• _Short problem_:
Report how many lines contain "structured"; state the number and nothing else.

• _Records provided_:
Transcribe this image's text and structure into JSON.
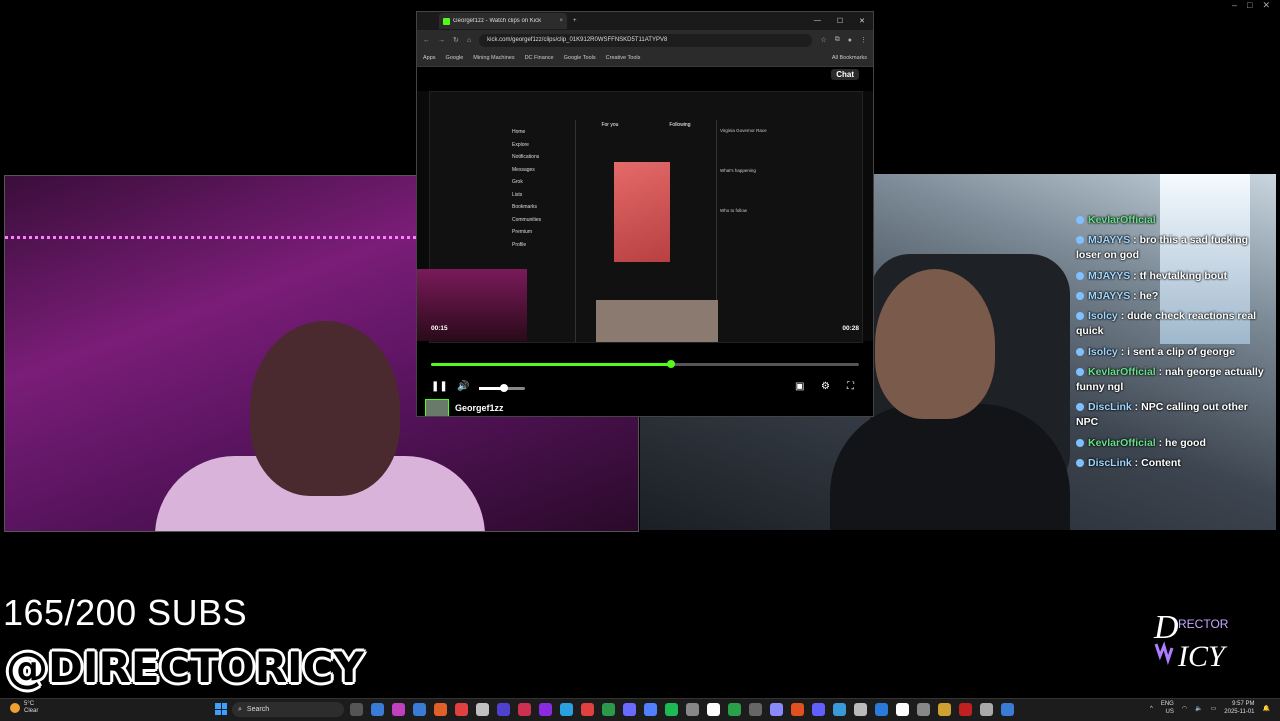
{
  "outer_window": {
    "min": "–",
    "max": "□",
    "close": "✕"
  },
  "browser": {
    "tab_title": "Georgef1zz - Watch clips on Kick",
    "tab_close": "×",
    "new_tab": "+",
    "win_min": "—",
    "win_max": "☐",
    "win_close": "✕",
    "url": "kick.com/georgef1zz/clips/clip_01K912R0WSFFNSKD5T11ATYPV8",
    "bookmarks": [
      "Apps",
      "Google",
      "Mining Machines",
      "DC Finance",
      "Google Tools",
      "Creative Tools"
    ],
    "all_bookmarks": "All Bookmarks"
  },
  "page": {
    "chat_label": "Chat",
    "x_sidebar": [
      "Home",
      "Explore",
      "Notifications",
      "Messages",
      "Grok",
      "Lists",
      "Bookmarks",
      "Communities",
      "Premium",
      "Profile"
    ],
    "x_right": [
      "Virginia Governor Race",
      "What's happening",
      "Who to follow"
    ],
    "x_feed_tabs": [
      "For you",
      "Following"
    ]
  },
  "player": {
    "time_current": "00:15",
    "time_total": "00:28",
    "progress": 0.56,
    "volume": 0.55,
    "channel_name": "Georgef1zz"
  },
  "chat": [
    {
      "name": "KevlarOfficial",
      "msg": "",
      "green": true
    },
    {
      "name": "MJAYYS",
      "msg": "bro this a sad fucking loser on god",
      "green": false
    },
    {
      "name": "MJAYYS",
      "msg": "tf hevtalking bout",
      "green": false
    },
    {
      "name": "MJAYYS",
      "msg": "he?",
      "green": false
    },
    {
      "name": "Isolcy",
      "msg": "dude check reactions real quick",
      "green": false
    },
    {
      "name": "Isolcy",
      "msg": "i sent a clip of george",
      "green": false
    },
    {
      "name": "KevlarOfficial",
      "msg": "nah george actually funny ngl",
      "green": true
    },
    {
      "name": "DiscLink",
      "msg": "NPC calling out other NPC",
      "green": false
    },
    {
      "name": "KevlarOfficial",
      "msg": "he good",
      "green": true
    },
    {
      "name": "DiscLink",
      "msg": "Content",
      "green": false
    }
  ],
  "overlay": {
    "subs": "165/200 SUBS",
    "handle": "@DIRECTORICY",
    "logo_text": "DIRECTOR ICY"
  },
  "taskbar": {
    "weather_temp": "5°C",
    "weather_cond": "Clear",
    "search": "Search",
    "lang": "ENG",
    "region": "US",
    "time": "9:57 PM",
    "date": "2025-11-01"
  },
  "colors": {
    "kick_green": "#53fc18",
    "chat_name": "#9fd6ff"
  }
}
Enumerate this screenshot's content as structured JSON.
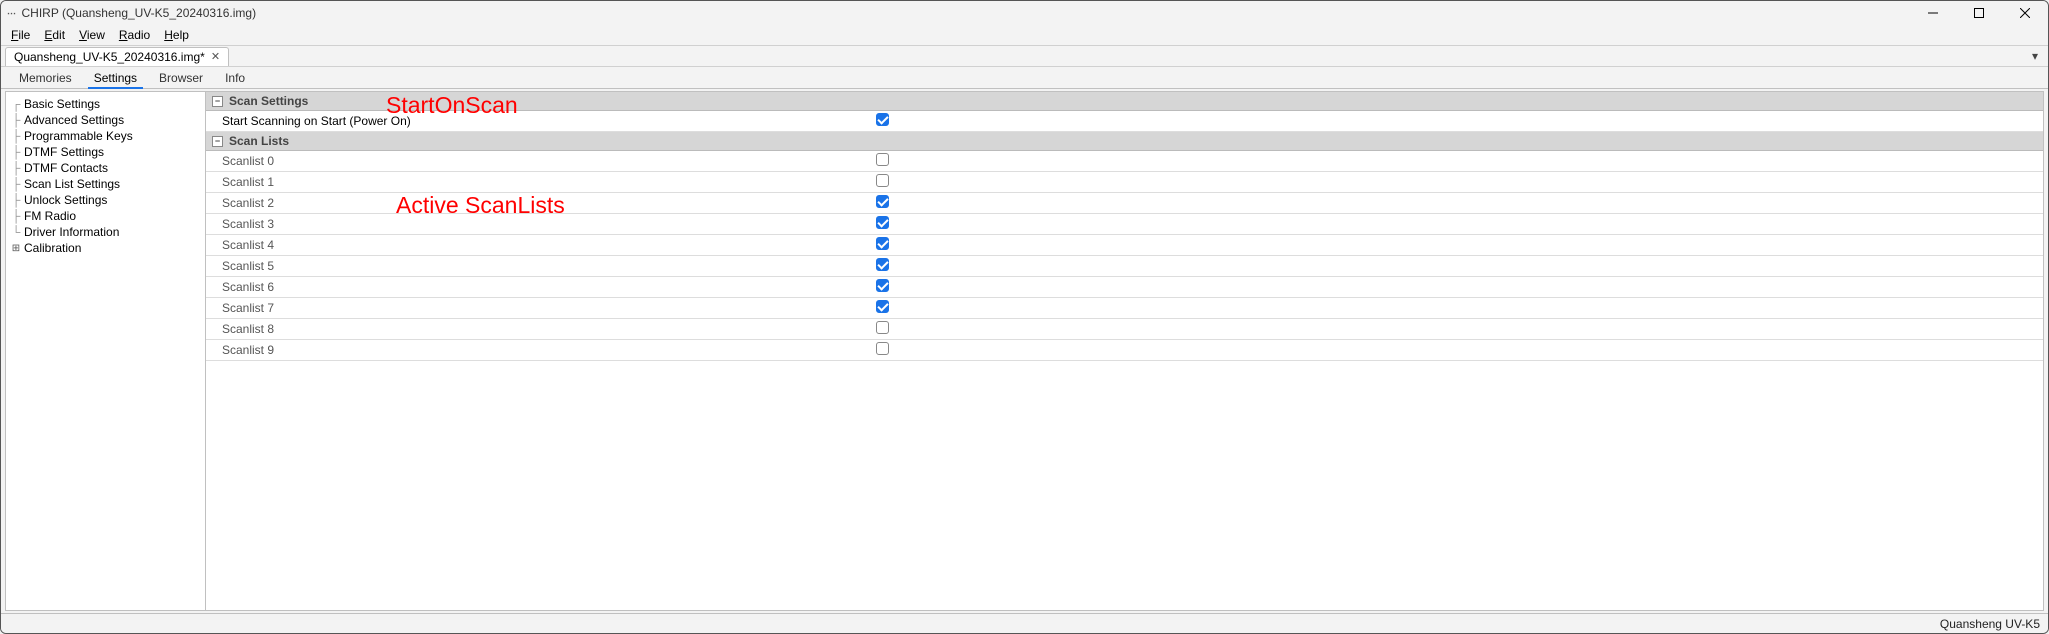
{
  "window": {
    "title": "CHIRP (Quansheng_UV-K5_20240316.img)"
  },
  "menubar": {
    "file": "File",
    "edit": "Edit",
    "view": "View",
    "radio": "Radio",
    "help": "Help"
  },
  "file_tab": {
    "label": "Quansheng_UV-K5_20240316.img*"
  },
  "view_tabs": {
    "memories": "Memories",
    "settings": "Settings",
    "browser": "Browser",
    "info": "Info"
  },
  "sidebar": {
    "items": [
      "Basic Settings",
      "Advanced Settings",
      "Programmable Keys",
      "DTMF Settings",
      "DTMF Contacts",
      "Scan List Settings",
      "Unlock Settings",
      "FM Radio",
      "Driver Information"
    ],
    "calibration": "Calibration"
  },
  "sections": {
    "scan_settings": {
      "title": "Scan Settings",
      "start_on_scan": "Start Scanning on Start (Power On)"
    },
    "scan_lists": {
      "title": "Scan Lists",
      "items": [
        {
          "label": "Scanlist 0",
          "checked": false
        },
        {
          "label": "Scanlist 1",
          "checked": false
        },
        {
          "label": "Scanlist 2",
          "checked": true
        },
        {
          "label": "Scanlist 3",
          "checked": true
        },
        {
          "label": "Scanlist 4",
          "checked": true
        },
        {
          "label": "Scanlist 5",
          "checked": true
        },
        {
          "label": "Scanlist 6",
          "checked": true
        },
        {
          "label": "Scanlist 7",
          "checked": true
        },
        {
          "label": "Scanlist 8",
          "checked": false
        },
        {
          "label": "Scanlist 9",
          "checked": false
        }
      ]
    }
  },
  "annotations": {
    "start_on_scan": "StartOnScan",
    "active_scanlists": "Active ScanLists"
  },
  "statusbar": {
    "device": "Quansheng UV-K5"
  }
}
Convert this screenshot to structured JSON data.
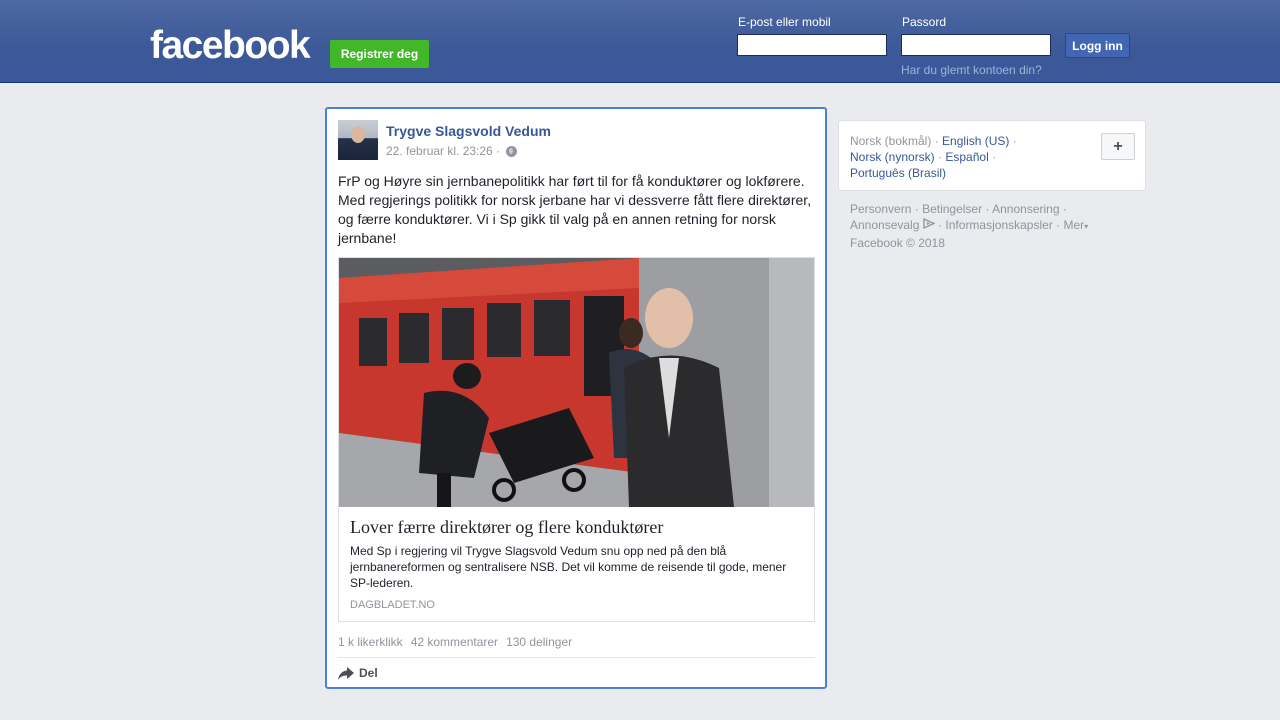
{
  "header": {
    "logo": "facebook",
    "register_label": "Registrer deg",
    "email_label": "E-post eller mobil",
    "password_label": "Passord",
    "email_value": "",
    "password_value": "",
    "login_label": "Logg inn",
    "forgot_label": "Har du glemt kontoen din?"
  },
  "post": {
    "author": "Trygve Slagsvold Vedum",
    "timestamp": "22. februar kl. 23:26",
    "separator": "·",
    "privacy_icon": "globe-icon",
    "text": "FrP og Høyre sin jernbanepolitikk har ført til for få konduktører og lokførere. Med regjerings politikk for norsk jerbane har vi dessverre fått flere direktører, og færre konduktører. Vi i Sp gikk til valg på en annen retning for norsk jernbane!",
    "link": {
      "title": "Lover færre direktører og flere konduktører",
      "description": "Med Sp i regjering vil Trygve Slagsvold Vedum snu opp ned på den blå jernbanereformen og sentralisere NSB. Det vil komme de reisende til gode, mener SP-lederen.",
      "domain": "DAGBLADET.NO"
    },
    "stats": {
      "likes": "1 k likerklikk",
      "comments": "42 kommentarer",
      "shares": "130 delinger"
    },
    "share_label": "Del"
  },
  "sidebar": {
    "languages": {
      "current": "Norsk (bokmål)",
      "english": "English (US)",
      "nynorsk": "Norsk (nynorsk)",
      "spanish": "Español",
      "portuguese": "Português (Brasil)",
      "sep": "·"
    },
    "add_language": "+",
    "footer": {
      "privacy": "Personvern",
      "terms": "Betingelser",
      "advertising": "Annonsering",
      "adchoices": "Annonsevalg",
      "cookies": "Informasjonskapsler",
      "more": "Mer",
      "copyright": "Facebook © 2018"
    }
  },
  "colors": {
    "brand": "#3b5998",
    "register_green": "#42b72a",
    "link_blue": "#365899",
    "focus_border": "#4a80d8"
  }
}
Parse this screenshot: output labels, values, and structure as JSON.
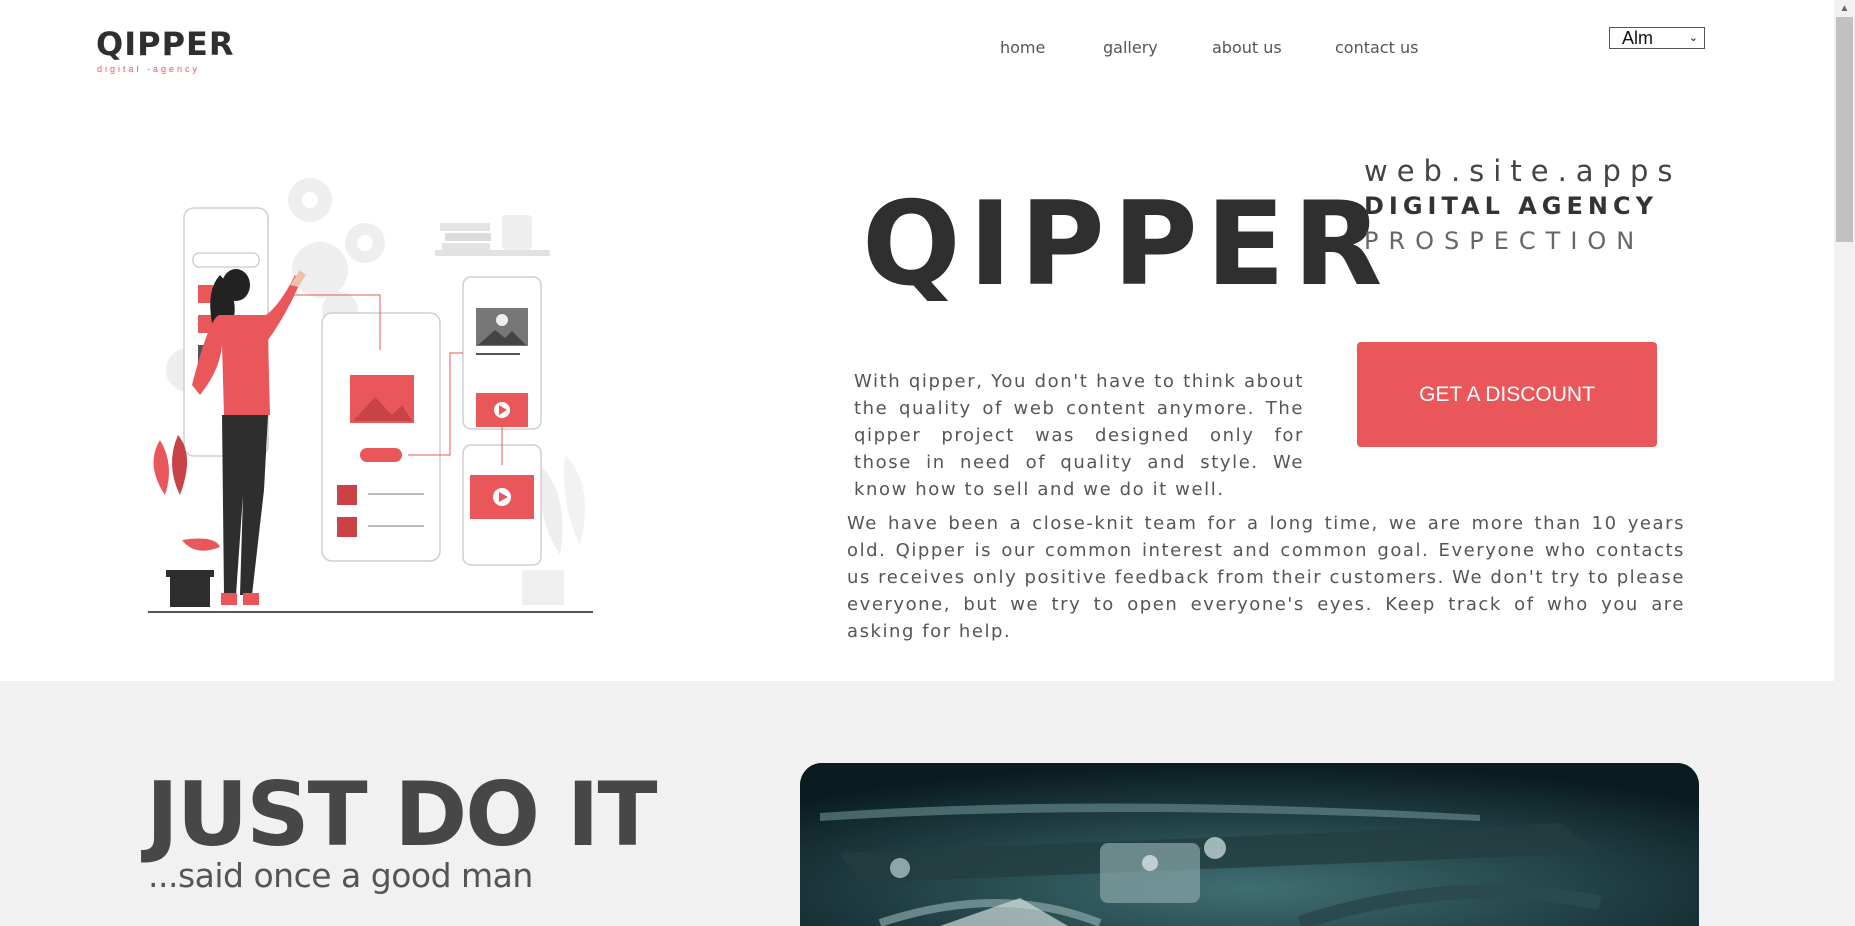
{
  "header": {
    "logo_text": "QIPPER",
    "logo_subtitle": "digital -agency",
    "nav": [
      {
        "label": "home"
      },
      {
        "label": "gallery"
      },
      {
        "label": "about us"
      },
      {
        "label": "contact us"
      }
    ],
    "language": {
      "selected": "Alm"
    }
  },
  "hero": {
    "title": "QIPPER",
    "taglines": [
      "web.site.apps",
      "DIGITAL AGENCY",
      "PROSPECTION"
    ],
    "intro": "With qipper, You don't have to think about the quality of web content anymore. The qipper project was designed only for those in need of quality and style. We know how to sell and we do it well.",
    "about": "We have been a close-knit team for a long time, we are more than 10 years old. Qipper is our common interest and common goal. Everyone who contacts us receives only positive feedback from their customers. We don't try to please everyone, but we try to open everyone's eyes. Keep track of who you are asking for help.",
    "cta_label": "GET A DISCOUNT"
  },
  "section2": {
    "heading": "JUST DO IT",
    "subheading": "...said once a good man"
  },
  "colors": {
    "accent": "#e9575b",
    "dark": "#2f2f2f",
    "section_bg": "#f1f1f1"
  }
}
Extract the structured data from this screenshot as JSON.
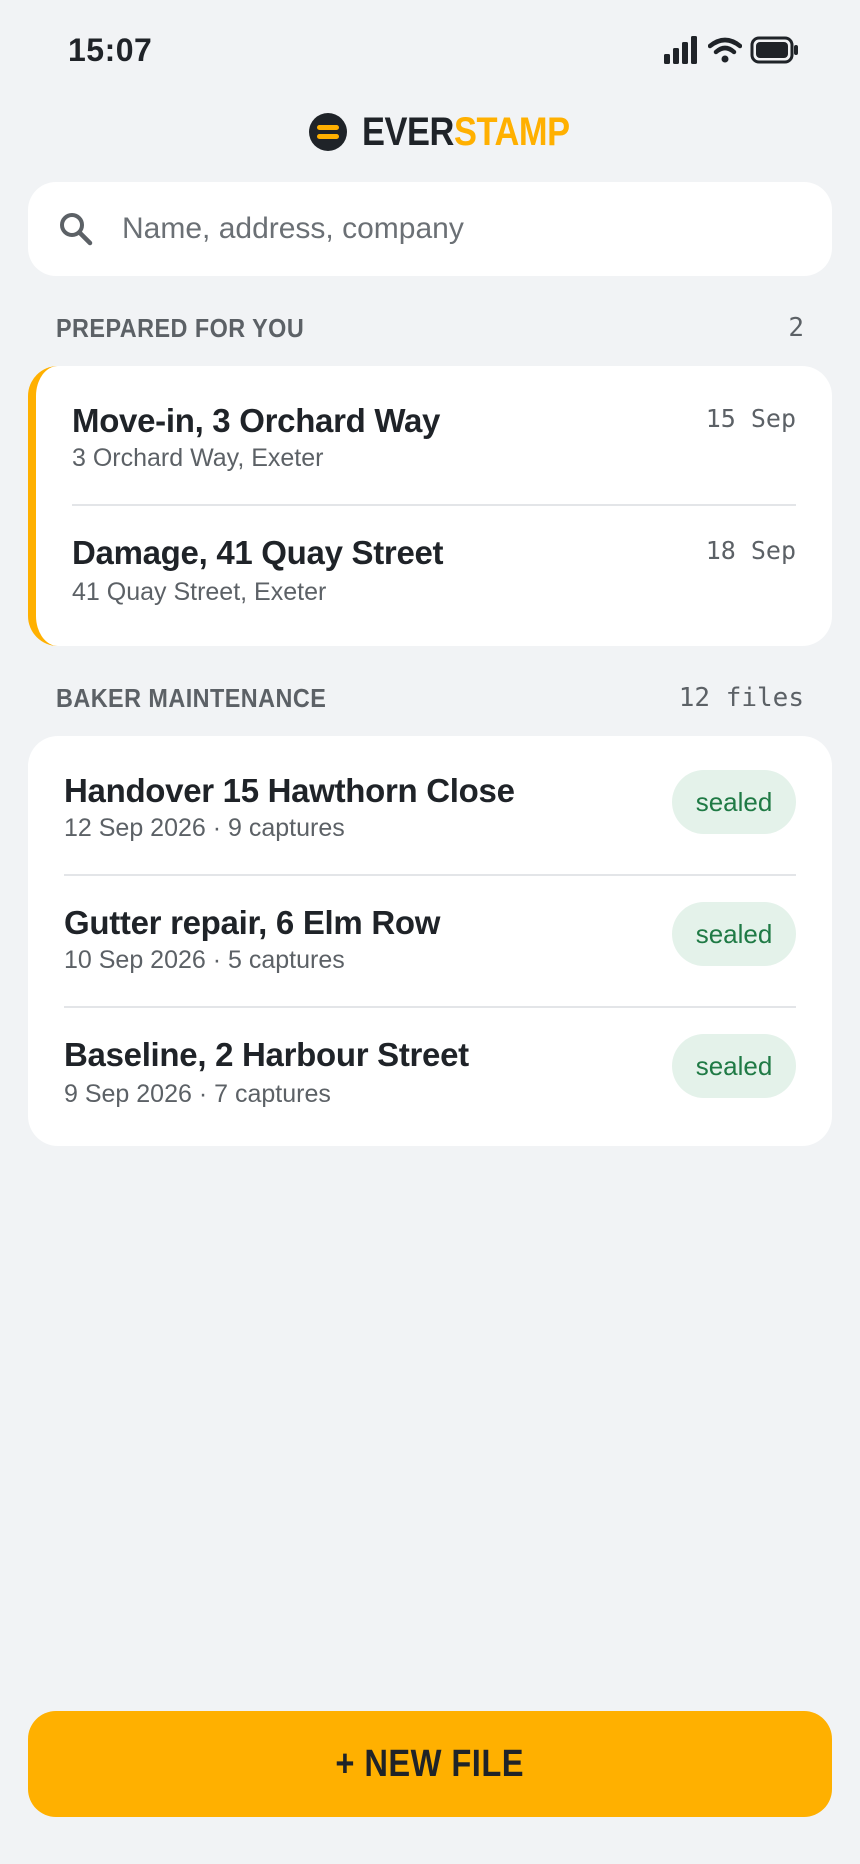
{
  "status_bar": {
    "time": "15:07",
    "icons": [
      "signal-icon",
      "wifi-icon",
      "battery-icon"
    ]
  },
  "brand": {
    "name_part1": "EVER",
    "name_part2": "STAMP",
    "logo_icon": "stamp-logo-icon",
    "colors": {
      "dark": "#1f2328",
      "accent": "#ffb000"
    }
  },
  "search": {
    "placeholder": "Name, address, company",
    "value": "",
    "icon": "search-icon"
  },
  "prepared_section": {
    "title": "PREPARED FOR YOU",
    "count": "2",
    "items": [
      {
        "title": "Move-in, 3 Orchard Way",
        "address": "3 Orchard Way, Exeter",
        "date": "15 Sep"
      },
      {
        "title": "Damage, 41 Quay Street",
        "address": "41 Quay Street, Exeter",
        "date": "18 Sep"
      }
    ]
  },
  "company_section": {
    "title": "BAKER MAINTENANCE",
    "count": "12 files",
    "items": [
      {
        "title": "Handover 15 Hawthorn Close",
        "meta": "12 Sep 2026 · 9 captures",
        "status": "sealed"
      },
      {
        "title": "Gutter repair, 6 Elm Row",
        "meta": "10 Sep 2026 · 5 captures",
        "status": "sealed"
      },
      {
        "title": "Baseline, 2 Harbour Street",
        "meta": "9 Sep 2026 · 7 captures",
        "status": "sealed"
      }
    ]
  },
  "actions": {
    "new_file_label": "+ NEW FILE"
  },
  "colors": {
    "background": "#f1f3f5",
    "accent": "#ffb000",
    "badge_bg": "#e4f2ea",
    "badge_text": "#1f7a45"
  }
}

• _Written solution_:
3